(YOUR TASK) Gather every line in the records below that contains the word "JSON".
^^^^
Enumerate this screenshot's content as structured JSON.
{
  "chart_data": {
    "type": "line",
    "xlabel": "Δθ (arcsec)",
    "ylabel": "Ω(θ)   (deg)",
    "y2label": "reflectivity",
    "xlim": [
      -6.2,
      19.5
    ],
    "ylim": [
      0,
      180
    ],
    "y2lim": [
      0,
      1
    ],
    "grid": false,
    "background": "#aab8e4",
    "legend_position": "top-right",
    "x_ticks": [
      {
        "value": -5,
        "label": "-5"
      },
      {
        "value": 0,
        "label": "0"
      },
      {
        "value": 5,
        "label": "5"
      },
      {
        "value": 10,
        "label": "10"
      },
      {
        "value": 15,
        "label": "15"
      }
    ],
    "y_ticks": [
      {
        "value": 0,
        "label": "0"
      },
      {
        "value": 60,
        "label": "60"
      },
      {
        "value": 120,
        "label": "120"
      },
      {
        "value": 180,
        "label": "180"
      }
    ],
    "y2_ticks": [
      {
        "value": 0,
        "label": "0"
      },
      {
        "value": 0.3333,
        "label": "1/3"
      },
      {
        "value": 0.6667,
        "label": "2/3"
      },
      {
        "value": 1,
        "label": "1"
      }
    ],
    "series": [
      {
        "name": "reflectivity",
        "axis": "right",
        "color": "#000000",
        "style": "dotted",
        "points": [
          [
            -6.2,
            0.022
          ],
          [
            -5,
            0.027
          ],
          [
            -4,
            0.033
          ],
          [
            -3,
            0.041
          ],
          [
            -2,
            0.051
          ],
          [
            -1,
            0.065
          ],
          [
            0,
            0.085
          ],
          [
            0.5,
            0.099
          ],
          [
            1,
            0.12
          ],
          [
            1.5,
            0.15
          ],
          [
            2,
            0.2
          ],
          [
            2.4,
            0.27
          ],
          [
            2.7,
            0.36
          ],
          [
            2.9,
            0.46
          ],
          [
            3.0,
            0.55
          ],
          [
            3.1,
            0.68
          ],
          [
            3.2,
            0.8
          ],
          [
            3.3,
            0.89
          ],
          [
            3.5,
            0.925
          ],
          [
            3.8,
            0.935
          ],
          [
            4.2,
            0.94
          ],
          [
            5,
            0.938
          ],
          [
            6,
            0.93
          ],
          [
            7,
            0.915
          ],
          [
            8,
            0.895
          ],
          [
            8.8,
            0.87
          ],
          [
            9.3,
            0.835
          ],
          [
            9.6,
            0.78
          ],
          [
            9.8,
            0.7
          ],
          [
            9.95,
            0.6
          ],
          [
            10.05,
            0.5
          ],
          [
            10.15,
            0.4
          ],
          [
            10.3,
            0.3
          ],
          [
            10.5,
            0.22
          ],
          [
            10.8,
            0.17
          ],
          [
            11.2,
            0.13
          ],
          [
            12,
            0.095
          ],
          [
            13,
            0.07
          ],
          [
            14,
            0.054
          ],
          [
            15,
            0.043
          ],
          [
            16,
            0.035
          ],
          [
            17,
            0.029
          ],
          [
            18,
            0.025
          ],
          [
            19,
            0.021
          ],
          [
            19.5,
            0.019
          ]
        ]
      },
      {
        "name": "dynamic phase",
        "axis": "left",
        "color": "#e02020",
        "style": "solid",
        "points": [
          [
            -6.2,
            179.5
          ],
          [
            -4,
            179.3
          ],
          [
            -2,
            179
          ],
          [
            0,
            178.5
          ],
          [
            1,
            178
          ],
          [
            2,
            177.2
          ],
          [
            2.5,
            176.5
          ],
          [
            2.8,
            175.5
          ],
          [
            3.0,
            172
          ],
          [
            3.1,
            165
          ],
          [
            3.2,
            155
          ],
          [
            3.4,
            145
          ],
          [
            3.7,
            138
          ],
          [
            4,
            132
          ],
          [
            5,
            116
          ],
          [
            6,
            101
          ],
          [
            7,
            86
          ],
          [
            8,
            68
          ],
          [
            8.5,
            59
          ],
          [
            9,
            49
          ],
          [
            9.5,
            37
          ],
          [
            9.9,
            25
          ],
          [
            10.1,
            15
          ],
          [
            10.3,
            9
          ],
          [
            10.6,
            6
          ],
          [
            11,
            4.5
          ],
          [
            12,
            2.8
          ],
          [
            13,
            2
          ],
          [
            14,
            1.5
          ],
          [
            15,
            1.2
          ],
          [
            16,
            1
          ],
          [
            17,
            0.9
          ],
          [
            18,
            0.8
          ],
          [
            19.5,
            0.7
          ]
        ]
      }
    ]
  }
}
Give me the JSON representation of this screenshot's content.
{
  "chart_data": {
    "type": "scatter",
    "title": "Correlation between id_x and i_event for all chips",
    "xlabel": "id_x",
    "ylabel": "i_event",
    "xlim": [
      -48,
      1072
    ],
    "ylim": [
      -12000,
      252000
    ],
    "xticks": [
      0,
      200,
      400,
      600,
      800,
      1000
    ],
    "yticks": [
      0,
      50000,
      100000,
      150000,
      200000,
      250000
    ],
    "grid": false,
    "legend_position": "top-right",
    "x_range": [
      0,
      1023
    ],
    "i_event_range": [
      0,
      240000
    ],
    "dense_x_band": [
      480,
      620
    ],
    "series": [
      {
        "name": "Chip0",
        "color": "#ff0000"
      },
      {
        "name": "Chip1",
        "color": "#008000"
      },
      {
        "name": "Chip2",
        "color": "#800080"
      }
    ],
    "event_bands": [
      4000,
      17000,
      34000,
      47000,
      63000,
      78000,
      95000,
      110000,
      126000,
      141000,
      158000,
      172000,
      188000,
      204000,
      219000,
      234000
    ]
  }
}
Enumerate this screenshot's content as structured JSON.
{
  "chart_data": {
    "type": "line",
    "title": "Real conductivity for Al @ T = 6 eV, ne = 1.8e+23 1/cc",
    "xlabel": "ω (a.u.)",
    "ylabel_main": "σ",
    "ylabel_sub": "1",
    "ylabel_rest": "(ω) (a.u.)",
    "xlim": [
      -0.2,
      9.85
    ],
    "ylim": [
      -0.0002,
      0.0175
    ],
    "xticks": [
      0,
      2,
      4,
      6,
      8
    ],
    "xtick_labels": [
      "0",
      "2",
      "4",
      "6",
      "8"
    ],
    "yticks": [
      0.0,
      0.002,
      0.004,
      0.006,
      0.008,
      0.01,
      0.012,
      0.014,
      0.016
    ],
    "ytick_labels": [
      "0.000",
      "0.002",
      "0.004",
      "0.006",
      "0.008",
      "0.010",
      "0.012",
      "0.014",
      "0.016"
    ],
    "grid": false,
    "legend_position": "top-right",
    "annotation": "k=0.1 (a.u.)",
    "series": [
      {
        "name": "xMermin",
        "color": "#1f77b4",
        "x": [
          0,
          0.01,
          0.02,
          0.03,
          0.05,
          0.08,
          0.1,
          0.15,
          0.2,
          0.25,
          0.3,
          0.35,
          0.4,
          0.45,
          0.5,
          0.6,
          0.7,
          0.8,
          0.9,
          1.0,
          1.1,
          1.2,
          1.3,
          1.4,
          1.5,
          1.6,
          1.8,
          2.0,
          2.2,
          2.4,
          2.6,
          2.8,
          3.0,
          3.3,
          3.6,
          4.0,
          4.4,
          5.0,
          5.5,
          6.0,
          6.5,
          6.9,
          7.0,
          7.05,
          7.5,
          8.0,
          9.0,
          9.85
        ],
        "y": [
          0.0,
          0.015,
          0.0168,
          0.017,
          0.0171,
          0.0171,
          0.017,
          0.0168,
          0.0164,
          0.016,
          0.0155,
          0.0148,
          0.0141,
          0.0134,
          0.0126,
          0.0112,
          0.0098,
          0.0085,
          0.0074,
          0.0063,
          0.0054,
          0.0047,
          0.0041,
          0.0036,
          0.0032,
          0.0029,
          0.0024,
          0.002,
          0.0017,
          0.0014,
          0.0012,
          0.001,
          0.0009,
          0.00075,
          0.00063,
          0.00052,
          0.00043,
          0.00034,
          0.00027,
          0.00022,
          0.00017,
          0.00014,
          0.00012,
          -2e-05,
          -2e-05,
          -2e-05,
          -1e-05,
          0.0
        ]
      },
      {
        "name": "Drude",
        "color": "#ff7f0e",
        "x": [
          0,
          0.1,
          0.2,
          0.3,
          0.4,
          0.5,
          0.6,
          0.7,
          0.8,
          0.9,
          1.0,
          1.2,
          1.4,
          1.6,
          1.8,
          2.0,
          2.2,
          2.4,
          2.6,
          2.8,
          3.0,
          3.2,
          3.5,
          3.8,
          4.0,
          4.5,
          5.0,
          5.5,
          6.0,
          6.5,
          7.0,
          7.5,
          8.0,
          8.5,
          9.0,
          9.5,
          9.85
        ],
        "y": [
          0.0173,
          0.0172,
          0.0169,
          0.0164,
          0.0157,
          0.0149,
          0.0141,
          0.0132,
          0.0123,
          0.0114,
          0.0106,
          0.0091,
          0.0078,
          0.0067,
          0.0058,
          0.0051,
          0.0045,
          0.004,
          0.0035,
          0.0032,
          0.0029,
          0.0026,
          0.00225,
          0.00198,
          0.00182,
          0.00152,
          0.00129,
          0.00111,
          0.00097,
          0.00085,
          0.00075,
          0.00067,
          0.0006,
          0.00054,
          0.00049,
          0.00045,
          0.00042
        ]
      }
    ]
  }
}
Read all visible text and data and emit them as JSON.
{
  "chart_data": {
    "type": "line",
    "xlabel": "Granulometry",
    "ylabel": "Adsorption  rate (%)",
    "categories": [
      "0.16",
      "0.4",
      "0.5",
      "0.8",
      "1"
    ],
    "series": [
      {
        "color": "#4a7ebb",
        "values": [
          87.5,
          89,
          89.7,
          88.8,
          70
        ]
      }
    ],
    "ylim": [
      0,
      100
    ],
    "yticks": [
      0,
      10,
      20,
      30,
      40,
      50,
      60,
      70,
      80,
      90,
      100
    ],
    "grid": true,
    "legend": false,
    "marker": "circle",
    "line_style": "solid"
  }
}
^^^^
(PROBLEM SOLUTION)
Enumerate this screenshot's content as structured JSON.
Give me the JSON representation of this screenshot's content.
Enumerate this screenshot's content as structured JSON.
Read all visible text and data and emit them as JSON.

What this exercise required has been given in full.